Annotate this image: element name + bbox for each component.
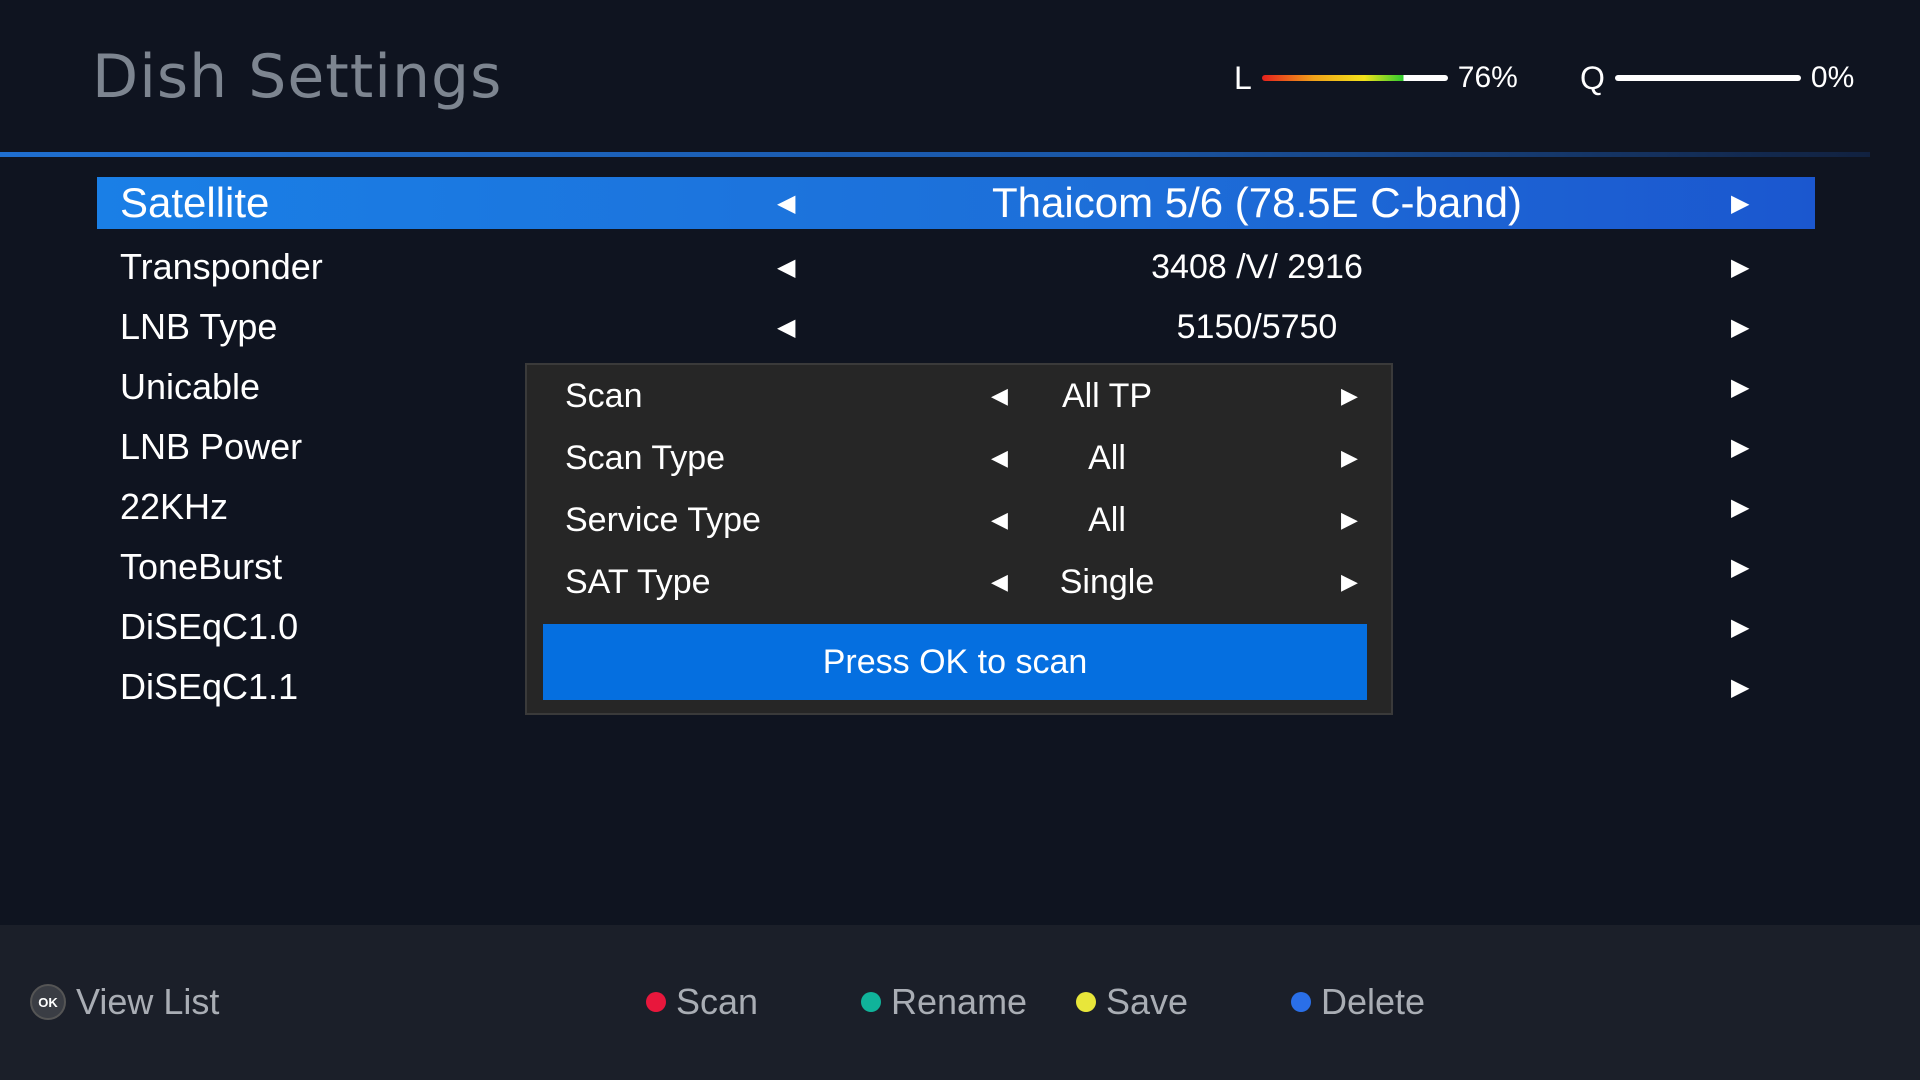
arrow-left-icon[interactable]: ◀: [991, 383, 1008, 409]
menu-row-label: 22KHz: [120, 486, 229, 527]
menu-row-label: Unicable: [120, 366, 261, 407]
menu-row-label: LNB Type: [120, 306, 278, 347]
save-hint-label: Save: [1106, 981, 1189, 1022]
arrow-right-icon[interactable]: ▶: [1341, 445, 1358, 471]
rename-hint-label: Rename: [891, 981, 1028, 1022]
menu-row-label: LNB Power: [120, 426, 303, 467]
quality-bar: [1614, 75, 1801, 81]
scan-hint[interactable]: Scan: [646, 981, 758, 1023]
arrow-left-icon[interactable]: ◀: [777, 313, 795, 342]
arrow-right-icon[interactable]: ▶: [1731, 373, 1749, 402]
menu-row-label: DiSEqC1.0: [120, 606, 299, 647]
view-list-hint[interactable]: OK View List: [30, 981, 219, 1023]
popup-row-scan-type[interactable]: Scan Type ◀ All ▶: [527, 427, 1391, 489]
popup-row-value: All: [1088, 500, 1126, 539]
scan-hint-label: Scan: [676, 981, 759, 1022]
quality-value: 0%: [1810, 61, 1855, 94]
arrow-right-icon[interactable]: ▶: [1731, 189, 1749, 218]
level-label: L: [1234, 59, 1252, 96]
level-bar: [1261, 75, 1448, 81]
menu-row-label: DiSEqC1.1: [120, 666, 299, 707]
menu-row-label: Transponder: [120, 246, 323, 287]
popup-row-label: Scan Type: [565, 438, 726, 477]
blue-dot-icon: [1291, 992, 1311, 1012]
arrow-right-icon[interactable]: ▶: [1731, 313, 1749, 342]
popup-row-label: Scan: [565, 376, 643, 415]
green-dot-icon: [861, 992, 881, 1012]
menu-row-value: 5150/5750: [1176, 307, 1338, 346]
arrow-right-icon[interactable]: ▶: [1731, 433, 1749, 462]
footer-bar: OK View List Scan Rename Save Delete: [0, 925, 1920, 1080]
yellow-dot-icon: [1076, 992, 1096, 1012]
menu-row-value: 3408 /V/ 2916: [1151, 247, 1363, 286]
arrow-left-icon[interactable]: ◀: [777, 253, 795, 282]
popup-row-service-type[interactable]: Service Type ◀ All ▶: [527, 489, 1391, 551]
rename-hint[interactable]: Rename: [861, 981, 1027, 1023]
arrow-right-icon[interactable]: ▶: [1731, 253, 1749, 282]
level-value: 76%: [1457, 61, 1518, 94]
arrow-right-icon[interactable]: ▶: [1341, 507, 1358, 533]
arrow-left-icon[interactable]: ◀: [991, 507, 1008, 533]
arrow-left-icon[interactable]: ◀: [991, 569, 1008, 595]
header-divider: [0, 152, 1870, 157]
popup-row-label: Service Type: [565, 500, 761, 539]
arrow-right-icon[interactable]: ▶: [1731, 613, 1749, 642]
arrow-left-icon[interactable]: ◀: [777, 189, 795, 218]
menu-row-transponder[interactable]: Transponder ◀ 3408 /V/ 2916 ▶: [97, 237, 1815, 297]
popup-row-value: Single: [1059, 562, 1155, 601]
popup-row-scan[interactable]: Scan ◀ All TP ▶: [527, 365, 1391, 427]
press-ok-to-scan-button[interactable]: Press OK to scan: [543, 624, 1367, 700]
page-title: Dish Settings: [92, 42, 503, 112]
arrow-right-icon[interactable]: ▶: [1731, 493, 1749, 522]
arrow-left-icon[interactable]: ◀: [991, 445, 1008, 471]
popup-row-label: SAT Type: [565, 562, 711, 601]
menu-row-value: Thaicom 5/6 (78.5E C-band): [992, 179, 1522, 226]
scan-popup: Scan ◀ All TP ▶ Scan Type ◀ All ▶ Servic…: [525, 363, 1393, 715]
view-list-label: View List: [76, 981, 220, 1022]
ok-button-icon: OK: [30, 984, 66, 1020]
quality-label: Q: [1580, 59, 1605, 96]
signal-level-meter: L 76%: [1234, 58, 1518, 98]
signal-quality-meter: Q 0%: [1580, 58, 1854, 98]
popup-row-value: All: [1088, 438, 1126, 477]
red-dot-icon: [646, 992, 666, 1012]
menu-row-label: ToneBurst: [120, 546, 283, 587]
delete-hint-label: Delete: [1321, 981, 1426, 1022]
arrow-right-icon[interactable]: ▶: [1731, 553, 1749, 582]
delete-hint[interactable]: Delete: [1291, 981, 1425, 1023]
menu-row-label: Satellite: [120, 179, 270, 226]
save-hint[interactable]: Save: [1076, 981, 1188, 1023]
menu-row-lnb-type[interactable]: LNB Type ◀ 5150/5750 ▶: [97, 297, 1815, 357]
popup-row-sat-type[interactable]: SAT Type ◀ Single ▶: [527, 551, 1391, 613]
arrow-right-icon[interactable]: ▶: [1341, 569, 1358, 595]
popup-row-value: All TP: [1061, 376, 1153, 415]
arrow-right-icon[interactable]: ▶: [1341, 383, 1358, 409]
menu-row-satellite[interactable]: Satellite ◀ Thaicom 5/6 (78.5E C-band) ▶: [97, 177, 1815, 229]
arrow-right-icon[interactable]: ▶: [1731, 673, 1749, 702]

---

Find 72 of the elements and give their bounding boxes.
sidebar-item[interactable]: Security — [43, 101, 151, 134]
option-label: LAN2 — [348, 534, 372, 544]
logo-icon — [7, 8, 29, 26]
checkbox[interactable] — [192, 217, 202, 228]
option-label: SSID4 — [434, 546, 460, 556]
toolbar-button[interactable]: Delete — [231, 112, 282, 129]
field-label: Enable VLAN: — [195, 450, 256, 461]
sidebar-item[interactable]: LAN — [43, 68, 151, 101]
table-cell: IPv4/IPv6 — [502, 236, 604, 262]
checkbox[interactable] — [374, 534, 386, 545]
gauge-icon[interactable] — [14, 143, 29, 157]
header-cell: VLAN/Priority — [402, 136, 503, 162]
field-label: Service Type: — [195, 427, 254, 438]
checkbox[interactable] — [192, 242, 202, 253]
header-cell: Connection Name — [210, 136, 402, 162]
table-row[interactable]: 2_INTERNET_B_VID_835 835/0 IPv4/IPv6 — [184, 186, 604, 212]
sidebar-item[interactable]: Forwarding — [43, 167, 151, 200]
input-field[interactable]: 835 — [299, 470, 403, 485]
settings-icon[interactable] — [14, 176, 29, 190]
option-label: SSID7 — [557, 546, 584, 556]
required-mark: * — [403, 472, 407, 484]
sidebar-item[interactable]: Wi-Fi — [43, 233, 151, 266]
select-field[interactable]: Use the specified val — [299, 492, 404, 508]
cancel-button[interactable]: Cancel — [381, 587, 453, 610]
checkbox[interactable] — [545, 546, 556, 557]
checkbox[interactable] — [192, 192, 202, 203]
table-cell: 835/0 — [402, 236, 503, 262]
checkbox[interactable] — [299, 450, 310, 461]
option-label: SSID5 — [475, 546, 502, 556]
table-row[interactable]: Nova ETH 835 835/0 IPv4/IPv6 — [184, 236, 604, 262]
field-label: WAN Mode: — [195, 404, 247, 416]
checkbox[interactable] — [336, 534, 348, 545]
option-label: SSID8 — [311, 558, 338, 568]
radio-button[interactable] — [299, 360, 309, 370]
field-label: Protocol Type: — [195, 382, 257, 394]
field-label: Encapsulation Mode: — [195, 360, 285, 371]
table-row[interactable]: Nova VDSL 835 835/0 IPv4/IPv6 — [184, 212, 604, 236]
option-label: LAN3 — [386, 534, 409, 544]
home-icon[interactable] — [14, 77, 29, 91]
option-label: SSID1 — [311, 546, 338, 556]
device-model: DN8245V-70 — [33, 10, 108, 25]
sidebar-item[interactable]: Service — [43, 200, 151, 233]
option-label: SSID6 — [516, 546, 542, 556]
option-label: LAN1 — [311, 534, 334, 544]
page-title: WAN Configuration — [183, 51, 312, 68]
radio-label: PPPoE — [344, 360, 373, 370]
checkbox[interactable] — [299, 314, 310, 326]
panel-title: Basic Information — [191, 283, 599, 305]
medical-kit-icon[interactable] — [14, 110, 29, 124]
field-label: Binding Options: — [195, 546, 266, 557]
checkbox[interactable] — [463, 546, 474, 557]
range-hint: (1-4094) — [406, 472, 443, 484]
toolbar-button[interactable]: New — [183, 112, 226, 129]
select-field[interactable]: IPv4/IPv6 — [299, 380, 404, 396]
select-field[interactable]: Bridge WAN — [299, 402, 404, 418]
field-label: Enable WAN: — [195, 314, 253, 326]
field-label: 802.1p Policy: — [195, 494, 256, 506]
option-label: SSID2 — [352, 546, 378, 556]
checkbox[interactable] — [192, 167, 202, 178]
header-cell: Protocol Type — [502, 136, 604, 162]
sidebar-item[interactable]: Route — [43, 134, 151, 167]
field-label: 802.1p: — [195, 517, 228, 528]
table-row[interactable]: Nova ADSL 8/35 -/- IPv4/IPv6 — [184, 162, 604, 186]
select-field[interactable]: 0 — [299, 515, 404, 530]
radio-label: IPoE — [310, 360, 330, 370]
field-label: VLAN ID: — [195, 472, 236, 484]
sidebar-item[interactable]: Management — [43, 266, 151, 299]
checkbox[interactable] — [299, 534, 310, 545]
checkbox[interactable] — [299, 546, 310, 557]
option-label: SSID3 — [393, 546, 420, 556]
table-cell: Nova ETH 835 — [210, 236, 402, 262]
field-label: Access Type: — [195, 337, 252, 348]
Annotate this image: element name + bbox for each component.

--

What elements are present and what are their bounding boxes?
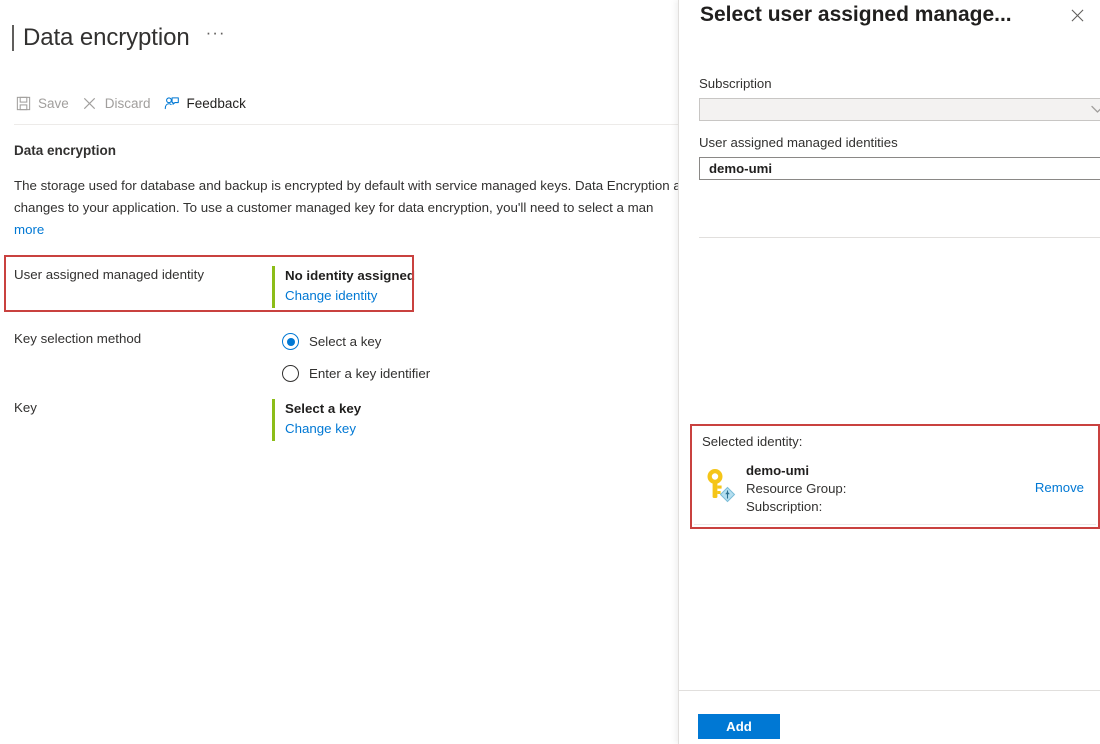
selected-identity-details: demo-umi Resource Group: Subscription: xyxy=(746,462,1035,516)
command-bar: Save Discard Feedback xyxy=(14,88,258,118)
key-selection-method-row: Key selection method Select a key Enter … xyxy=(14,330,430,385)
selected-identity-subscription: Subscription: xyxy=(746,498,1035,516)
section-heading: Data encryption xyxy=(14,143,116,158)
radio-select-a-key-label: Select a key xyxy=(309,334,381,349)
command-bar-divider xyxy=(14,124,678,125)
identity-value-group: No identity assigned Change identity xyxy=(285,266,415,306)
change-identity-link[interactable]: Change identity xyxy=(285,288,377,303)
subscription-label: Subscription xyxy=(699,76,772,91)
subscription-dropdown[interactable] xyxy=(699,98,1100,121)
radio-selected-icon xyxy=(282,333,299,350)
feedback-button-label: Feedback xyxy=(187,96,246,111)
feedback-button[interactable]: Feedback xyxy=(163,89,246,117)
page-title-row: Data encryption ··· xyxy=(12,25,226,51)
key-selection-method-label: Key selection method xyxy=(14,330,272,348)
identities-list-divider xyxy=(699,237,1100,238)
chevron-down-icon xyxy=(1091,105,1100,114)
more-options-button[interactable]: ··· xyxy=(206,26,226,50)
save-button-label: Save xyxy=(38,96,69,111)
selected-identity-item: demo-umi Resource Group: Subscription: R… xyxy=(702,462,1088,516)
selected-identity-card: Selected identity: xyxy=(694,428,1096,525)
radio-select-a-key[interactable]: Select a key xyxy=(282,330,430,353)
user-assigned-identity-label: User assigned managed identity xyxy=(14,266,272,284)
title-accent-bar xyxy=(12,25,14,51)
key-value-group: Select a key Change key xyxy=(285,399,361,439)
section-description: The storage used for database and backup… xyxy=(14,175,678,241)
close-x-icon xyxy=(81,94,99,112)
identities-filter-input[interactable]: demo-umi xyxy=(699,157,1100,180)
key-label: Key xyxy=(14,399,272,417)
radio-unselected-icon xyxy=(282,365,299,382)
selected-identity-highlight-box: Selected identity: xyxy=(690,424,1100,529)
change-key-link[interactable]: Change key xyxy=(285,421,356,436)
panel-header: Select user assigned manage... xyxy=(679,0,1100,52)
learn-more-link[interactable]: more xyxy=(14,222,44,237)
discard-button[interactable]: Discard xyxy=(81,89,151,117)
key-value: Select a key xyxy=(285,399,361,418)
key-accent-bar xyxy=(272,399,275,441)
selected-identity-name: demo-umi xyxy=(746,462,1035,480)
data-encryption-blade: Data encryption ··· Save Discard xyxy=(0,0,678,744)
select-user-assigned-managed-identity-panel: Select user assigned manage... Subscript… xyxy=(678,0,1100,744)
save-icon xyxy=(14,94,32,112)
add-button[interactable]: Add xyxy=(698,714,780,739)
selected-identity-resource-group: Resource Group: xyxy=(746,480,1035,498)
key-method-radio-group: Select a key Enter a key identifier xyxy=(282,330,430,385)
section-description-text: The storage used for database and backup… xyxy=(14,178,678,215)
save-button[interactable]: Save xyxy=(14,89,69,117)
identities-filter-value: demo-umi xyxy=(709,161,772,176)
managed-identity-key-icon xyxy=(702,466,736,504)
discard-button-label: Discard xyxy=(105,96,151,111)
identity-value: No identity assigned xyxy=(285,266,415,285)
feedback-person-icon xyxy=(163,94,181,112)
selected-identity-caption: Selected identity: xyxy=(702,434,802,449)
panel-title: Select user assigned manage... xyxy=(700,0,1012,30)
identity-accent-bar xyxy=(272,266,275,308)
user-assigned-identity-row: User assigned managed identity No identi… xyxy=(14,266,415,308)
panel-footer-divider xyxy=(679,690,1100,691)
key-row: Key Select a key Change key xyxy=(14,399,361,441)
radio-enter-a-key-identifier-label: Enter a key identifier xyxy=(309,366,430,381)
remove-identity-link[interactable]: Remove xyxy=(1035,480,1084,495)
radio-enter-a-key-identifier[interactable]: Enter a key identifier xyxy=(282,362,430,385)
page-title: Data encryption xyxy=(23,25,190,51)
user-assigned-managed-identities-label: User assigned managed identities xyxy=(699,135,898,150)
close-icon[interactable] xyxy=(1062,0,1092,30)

> _Problem details_: Rewrite the records starting with the line with "arrow-left-icon[interactable]: ◀: [991, 383, 1008, 409]" and going on through the line with "quality-bar: [1614, 75, 1801, 81]", changing "menu-row-label" to "settings-row-label" and leaving everything else as it is.

> _Solution to the problem_:
arrow-left-icon[interactable]: ◀: [991, 383, 1008, 409]
settings-row-label: 22KHz: [120, 486, 229, 527]
settings-row-label: Unicable: [120, 366, 261, 407]
settings-row-label: LNB Type: [120, 306, 278, 347]
save-hint-label: Save: [1106, 981, 1189, 1022]
arrow-right-icon[interactable]: ▶: [1341, 445, 1358, 471]
rename-hint-label: Rename: [891, 981, 1028, 1022]
settings-row-label: LNB Power: [120, 426, 303, 467]
quality-bar: [1614, 75, 1801, 81]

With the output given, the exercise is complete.